>> Start DATA LINES

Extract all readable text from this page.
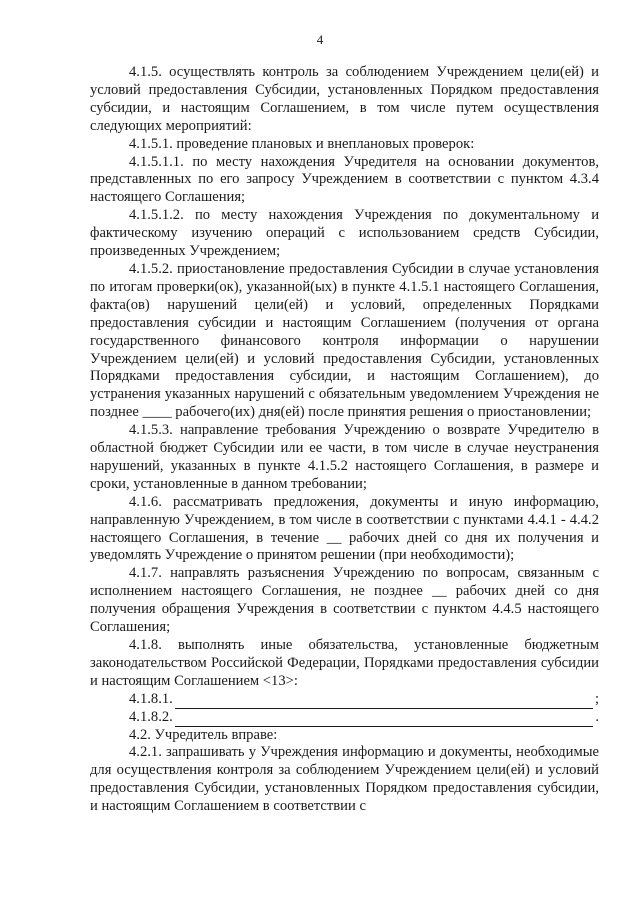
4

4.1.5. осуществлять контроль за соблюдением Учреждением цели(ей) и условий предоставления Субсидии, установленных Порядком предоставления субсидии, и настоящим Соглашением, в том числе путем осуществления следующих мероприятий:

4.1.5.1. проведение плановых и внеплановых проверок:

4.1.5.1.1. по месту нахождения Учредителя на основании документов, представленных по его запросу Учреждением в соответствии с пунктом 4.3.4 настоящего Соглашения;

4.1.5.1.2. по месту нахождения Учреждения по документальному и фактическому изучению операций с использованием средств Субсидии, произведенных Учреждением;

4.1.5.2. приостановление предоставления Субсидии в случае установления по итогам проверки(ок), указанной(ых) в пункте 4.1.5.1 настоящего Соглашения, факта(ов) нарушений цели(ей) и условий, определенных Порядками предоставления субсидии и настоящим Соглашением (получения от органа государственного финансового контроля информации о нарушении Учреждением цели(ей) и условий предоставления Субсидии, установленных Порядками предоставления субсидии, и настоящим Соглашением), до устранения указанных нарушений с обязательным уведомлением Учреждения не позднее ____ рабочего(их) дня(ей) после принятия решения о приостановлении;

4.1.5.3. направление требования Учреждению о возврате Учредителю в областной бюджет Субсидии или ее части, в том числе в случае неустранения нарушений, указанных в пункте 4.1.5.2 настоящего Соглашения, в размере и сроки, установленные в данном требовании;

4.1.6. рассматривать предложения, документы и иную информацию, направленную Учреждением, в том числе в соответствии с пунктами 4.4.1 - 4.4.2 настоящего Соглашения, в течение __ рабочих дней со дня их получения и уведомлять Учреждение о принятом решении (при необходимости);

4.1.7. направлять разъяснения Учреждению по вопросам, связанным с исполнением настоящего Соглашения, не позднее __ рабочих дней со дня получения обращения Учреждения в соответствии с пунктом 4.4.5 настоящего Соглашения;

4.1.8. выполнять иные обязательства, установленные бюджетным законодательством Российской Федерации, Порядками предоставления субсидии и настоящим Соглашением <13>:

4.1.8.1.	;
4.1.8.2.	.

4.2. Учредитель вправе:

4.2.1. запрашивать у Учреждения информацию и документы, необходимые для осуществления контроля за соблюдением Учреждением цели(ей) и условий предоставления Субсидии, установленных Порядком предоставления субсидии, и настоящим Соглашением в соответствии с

>> End DATA LINES

SET PROBLEM
Exclude the pictures. Write out the remaining data exactly.

EXERCISE RESPONSE
Extract all readable text from this page.
4

4.1.5. осуществлять контроль за соблюдением Учреждением цели(ей) и условий предоставления Субсидии, установленных Порядком предоставления субсидии, и настоящим Соглашением, в том числе путем осуществления следующих мероприятий:

4.1.5.1. проведение плановых и внеплановых проверок:

4.1.5.1.1. по месту нахождения Учредителя на основании документов, представленных по его запросу Учреждением в соответствии с пунктом 4.3.4 настоящего Соглашения;

4.1.5.1.2. по месту нахождения Учреждения по документальному и фактическому изучению операций с использованием средств Субсидии, произведенных Учреждением;

4.1.5.2. приостановление предоставления Субсидии в случае установления по итогам проверки(ок), указанной(ых) в пункте 4.1.5.1 настоящего Соглашения, факта(ов) нарушений цели(ей) и условий, определенных Порядками предоставления субсидии и настоящим Соглашением (получения от органа государственного финансового контроля информации о нарушении Учреждением цели(ей) и условий предоставления Субсидии, установленных Порядками предоставления субсидии, и настоящим Соглашением), до устранения указанных нарушений с обязательным уведомлением Учреждения не позднее ____ рабочего(их) дня(ей) после принятия решения о приостановлении;

4.1.5.3. направление требования Учреждению о возврате Учредителю в областной бюджет Субсидии или ее части, в том числе в случае неустранения нарушений, указанных в пункте 4.1.5.2 настоящего Соглашения, в размере и сроки, установленные в данном требовании;

4.1.6. рассматривать предложения, документы и иную информацию, направленную Учреждением, в том числе в соответствии с пунктами 4.4.1 - 4.4.2 настоящего Соглашения, в течение __ рабочих дней со дня их получения и уведомлять Учреждение о принятом решении (при необходимости);

4.1.7. направлять разъяснения Учреждению по вопросам, связанным с исполнением настоящего Соглашения, не позднее __ рабочих дней со дня получения обращения Учреждения в соответствии с пунктом 4.4.5 настоящего Соглашения;

4.1.8. выполнять иные обязательства, установленные бюджетным законодательством Российской Федерации, Порядками предоставления субсидии и настоящим Соглашением <13>:

4.1.8.1.	;
4.1.8.2.	.

4.2. Учредитель вправе:

4.2.1. запрашивать у Учреждения информацию и документы, необходимые для осуществления контроля за соблюдением Учреждением цели(ей) и условий предоставления Субсидии, установленных Порядком предоставления субсидии, и настоящим Соглашением в соответствии с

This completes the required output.